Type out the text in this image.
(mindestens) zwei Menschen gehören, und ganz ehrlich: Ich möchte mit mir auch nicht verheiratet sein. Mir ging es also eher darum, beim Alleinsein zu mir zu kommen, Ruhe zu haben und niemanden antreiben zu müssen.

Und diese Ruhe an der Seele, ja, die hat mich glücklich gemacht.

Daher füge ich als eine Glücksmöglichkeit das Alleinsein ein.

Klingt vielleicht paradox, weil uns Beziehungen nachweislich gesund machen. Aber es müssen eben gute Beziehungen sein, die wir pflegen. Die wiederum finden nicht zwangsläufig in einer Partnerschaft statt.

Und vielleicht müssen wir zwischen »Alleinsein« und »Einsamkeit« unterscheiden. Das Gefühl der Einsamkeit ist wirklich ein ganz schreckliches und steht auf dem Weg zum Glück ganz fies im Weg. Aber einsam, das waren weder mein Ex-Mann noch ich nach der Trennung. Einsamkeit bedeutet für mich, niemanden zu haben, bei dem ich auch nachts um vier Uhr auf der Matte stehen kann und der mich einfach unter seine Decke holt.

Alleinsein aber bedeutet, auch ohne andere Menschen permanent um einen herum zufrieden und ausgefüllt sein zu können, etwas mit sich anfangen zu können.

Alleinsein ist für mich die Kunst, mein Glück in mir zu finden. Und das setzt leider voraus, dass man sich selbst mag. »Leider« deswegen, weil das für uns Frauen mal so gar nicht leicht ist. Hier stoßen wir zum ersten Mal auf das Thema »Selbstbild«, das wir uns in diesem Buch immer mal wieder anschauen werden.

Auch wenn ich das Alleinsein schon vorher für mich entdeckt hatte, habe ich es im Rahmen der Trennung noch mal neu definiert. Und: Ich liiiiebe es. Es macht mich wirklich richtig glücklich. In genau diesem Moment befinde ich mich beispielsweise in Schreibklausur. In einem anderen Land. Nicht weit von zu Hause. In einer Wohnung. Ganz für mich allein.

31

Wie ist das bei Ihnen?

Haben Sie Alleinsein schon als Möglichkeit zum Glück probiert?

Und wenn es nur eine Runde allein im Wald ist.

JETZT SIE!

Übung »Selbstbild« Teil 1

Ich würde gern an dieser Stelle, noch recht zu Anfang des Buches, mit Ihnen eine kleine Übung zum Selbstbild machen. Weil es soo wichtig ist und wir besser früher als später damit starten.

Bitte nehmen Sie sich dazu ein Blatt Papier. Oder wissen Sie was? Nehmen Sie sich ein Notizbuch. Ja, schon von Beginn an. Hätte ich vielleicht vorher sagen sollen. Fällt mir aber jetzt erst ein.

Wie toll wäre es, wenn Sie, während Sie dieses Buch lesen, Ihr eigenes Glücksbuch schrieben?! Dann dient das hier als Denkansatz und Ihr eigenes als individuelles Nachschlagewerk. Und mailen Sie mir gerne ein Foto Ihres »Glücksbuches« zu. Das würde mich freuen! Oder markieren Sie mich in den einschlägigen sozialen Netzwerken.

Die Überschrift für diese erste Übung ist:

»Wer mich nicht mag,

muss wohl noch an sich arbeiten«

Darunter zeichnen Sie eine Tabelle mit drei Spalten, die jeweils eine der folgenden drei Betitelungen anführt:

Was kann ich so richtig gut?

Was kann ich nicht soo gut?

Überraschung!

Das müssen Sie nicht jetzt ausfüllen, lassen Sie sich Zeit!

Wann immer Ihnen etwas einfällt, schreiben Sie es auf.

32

__ACTION ITEM__.
Check each line of the records above for the word "etwas", then give the number of lines that have it, with no other words.

__OUTPUT FOR THIS TASK__.
2